=== RECORDED DATA ===
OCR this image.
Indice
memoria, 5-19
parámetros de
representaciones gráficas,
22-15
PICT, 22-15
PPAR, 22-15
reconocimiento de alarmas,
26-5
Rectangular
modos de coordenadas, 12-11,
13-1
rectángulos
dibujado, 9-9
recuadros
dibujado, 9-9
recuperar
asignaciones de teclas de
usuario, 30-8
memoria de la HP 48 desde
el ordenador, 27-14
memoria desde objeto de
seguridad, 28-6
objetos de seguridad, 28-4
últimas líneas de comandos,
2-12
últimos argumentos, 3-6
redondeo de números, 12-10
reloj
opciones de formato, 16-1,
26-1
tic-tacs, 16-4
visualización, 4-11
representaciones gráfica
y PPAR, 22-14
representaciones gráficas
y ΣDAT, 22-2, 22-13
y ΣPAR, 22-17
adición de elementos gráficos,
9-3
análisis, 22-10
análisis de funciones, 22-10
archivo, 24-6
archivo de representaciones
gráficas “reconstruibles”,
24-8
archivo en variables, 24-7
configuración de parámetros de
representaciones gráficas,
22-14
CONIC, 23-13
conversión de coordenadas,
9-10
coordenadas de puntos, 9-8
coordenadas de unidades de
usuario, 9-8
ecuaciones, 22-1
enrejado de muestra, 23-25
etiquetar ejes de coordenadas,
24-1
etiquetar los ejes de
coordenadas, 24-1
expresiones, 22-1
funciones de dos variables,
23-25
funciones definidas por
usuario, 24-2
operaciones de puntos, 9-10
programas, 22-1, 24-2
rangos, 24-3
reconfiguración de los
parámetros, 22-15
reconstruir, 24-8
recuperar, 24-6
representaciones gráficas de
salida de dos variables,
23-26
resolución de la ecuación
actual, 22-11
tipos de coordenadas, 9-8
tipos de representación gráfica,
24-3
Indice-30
===
* WHAT TO DO
Scan the data for the word "desde" and copy every line where it shows up.

* ANSWER FOR THIS EXERCISE
memoria de la HP 48 desde
memoria desde objeto de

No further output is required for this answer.